> [GIVEN INSTRUCTION] Tally every line of the listing below that holds "deseada", then give the tally alone.

Data records:

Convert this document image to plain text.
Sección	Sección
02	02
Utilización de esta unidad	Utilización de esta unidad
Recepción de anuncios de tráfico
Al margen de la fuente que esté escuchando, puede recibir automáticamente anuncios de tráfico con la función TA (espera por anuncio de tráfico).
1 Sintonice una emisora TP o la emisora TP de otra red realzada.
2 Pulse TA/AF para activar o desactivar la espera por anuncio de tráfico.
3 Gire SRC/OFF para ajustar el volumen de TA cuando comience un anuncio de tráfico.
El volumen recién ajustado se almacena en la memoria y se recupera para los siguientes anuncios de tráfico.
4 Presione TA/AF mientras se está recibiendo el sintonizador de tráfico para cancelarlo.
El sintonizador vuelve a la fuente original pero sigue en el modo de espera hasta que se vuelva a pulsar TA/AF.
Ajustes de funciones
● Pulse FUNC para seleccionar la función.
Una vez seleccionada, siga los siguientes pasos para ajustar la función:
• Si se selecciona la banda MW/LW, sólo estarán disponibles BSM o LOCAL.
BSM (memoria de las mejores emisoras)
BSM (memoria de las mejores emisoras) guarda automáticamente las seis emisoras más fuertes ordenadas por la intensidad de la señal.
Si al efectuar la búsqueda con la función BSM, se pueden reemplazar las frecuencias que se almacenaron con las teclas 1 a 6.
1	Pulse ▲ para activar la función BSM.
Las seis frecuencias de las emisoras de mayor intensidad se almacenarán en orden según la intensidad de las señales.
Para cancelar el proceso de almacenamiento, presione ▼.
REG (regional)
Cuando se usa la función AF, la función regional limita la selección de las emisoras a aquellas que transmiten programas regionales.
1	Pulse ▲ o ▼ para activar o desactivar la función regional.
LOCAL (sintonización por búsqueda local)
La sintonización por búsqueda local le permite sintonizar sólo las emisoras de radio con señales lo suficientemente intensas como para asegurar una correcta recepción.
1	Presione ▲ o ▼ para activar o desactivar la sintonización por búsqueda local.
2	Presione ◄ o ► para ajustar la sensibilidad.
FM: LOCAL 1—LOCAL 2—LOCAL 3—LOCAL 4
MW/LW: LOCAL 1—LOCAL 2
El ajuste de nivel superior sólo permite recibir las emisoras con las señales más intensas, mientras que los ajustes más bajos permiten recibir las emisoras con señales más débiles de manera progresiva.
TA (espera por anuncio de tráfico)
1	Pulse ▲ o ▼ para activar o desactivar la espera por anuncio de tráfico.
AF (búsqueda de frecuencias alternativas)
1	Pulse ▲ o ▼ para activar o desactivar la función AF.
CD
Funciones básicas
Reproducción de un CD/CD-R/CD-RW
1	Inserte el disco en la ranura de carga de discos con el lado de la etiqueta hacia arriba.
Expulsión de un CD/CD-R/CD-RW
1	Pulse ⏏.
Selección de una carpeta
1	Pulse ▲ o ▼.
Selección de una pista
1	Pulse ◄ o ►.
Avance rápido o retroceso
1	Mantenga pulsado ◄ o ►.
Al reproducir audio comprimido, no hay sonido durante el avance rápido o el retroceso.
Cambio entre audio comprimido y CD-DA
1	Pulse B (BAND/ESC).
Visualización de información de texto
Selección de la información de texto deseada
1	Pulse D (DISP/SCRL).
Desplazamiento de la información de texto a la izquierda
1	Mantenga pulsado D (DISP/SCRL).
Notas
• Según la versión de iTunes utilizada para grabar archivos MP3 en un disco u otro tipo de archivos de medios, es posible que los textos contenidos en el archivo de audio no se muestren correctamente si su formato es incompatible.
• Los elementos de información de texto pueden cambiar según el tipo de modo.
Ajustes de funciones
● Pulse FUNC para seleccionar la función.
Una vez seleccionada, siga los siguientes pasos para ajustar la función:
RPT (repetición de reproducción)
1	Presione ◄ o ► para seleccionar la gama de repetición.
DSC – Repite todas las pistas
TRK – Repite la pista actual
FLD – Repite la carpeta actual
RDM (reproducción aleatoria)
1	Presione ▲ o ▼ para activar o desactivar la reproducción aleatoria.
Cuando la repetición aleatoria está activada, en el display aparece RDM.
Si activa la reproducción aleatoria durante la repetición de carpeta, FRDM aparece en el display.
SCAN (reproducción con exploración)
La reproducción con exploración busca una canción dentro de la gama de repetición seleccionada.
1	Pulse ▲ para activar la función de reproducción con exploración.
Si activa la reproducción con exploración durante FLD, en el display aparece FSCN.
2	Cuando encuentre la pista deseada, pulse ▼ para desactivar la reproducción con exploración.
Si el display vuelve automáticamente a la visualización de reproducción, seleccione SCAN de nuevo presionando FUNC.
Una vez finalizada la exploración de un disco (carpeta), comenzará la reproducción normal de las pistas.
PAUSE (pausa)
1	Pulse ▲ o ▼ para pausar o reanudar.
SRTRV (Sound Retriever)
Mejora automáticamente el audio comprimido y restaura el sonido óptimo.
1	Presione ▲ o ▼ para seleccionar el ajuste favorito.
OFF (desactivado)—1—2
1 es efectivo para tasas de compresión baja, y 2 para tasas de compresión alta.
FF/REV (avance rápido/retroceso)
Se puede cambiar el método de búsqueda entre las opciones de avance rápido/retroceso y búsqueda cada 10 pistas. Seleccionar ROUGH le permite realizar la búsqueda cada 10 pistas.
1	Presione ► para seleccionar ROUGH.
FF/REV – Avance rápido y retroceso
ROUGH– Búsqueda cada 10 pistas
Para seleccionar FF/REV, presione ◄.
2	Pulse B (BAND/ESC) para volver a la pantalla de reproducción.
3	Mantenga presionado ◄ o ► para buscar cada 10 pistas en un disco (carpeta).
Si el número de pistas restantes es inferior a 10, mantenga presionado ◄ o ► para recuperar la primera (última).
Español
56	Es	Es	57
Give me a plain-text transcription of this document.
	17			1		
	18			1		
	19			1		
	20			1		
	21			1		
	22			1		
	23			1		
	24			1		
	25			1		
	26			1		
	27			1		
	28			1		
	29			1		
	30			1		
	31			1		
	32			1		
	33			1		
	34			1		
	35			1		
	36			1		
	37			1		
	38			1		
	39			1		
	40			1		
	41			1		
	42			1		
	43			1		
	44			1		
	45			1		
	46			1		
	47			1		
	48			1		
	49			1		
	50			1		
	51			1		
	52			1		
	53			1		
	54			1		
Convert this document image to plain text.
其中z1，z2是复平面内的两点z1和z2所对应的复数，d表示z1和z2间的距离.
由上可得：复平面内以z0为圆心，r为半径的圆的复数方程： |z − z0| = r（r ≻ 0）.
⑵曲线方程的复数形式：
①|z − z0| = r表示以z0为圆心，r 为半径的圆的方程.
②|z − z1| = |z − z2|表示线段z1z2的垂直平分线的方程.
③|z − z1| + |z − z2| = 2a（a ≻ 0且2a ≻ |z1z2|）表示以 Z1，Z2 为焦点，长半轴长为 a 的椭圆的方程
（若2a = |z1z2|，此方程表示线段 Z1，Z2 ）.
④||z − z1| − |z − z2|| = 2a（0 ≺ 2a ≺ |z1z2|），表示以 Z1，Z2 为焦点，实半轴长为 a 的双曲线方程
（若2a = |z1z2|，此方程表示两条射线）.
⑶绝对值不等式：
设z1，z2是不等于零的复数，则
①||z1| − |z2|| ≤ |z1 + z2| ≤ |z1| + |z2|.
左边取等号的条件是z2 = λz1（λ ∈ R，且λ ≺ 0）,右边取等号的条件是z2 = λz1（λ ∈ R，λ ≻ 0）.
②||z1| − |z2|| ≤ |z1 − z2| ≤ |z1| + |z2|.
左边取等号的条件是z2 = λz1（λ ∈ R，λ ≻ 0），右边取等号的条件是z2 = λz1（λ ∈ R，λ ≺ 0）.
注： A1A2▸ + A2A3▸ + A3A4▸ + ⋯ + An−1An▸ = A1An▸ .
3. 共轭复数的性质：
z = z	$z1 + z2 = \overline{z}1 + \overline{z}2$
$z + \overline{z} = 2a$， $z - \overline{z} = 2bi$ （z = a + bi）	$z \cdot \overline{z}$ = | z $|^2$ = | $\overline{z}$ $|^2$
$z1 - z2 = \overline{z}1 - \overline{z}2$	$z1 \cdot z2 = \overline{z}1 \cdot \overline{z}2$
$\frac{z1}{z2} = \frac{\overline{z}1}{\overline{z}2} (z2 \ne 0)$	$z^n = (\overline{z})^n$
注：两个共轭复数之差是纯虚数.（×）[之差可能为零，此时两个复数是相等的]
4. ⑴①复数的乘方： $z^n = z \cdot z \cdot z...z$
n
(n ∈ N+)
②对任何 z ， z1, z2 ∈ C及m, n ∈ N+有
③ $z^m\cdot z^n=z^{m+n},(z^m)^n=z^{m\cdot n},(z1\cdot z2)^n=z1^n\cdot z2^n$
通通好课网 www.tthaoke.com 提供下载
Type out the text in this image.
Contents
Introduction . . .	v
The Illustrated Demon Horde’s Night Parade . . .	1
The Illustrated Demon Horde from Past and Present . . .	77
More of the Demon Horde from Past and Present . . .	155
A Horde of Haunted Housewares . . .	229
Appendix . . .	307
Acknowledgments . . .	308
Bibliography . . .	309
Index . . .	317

> [TASK ANSWER] 2